STATED GOAL → Copy out each line of the material below with no changes.

Figure record listings →
>> BEGIN
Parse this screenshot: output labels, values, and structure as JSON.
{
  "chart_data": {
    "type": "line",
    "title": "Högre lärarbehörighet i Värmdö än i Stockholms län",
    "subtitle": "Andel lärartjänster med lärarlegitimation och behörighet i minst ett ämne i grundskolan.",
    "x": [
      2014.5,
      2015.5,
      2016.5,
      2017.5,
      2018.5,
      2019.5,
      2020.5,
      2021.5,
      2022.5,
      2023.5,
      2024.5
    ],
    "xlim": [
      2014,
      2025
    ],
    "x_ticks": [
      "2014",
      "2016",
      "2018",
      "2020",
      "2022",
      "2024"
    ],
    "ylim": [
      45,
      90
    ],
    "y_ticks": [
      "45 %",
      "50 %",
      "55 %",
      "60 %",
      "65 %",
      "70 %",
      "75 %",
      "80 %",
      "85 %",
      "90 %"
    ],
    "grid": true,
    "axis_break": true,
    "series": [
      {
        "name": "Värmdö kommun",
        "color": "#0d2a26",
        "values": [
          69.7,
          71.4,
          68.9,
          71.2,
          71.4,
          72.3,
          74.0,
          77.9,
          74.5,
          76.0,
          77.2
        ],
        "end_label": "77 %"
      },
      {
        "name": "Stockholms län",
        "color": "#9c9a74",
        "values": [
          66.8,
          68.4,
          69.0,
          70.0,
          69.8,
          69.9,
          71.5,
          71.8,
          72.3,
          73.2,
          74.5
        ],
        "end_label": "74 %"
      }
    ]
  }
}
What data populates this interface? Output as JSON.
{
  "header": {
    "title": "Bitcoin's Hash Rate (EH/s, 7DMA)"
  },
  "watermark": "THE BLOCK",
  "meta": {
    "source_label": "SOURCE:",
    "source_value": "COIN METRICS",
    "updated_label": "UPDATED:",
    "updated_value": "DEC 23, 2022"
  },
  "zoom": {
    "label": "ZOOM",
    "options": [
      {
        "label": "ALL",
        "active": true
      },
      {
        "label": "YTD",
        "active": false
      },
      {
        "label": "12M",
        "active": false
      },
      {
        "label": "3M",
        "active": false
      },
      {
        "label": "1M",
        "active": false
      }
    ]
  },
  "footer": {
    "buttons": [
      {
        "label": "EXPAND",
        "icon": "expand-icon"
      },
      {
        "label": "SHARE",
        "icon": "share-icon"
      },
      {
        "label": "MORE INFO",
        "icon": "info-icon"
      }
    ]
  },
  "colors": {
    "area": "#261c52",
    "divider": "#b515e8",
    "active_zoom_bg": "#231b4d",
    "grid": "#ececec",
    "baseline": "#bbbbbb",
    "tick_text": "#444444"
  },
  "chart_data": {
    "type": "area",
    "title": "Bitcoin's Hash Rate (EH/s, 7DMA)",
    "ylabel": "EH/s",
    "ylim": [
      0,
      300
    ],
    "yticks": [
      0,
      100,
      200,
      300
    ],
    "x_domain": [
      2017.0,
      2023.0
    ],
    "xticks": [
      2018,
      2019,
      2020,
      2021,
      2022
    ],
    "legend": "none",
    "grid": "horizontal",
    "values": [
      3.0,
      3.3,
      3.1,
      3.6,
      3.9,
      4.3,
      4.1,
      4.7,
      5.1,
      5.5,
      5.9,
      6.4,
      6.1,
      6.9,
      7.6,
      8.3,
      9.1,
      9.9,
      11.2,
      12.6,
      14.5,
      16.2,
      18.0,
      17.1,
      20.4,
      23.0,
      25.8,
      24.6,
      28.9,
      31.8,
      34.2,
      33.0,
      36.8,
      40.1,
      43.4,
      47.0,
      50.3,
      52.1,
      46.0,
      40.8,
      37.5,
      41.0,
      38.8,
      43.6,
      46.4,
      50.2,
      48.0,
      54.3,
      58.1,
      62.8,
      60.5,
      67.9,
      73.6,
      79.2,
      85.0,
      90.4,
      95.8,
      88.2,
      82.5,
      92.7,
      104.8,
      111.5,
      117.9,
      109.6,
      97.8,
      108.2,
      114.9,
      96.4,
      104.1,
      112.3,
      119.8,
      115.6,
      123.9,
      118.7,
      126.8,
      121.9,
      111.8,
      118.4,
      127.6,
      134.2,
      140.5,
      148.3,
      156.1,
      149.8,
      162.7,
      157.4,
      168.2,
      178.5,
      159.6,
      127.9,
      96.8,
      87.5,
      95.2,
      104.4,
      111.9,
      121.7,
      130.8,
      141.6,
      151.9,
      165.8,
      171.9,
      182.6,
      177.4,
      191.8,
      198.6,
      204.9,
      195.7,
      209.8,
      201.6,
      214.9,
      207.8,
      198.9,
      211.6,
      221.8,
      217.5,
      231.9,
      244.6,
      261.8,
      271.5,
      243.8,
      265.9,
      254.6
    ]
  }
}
>> END
SOLUTION →
Parse this screenshot: output labels, values, and structure as JSON.
{
  "chart_data": {
    "type": "line",
    "title": "Högre lärarbehörighet i Värmdö än i Stockholms län",
    "subtitle": "Andel lärartjänster med lärarlegitimation och behörighet i minst ett ämne i grundskolan.",
    "x": [
      2014.5,
      2015.5,
      2016.5,
      2017.5,
      2018.5,
      2019.5,
      2020.5,
      2021.5,
      2022.5,
      2023.5,
      2024.5
    ],
    "xlim": [
      2014,
      2025
    ],
    "x_ticks": [
      "2014",
      "2016",
      "2018",
      "2020",
      "2022",
      "2024"
    ],
    "ylim": [
      45,
      90
    ],
    "y_ticks": [
      "45 %",
      "50 %",
      "55 %",
      "60 %",
      "65 %",
      "70 %",
      "75 %",
      "80 %",
      "85 %",
      "90 %"
    ],
    "grid": true,
    "axis_break": true,
    "series": [
      {
        "name": "Värmdö kommun",
        "color": "#0d2a26",
        "values": [
          69.7,
          71.4,
          68.9,
          71.2,
          71.4,
          72.3,
          74.0,
          77.9,
          74.5,
          76.0,
          77.2
        ],
        "end_label": "77 %"
      },
      {
        "name": "Stockholms län",
        "color": "#9c9a74",
        "values": [
          66.8,
          68.4,
          69.0,
          70.0,
          69.8,
          69.9,
          71.5,
          71.8,
          72.3,
          73.2,
          74.5
        ],
        "end_label": "74 %"
      }
    ]
  }
}
What data populates this interface? Output as JSON.
{
  "header": {
    "title": "Bitcoin's Hash Rate (EH/s, 7DMA)"
  },
  "watermark": "THE BLOCK",
  "meta": {
    "source_label": "SOURCE:",
    "source_value": "COIN METRICS",
    "updated_label": "UPDATED:",
    "updated_value": "DEC 23, 2022"
  },
  "zoom": {
    "label": "ZOOM",
    "options": [
      {
        "label": "ALL",
        "active": true
      },
      {
        "label": "YTD",
        "active": false
      },
      {
        "label": "12M",
        "active": false
      },
      {
        "label": "3M",
        "active": false
      },
      {
        "label": "1M",
        "active": false
      }
    ]
  },
  "footer": {
    "buttons": [
      {
        "label": "EXPAND",
        "icon": "expand-icon"
      },
      {
        "label": "SHARE",
        "icon": "share-icon"
      },
      {
        "label": "MORE INFO",
        "icon": "info-icon"
      }
    ]
  },
  "colors": {
    "area": "#261c52",
    "divider": "#b515e8",
    "active_zoom_bg": "#231b4d",
    "grid": "#ececec",
    "baseline": "#bbbbbb",
    "tick_text": "#444444"
  },
  "chart_data": {
    "type": "area",
    "title": "Bitcoin's Hash Rate (EH/s, 7DMA)",
    "ylabel": "EH/s",
    "ylim": [
      0,
      300
    ],
    "yticks": [
      0,
      100,
      200,
      300
    ],
    "x_domain": [
      2017.0,
      2023.0
    ],
    "xticks": [
      2018,
      2019,
      2020,
      2021,
      2022
    ],
    "legend": "none",
    "grid": "horizontal",
    "values": [
      3.0,
      3.3,
      3.1,
      3.6,
      3.9,
      4.3,
      4.1,
      4.7,
      5.1,
      5.5,
      5.9,
      6.4,
      6.1,
      6.9,
      7.6,
      8.3,
      9.1,
      9.9,
      11.2,
      12.6,
      14.5,
      16.2,
      18.0,
      17.1,
      20.4,
      23.0,
      25.8,
      24.6,
      28.9,
      31.8,
      34.2,
      33.0,
      36.8,
      40.1,
      43.4,
      47.0,
      50.3,
      52.1,
      46.0,
      40.8,
      37.5,
      41.0,
      38.8,
      43.6,
      46.4,
      50.2,
      48.0,
      54.3,
      58.1,
      62.8,
      60.5,
      67.9,
      73.6,
      79.2,
      85.0,
      90.4,
      95.8,
      88.2,
      82.5,
      92.7,
      104.8,
      111.5,
      117.9,
      109.6,
      97.8,
      108.2,
      114.9,
      96.4,
      104.1,
      112.3,
      119.8,
      115.6,
      123.9,
      118.7,
      126.8,
      121.9,
      111.8,
      118.4,
      127.6,
      134.2,
      140.5,
      148.3,
      156.1,
      149.8,
      162.7,
      157.4,
      168.2,
      178.5,
      159.6,
      127.9,
      96.8,
      87.5,
      95.2,
      104.4,
      111.9,
      121.7,
      130.8,
      141.6,
      151.9,
      165.8,
      171.9,
      182.6,
      177.4,
      191.8,
      198.6,
      204.9,
      195.7,
      209.8,
      201.6,
      214.9,
      207.8,
      198.9,
      211.6,
      221.8,
      217.5,
      231.9,
      244.6,
      261.8,
      271.5,
      243.8,
      265.9,
      254.6
    ]
  }
}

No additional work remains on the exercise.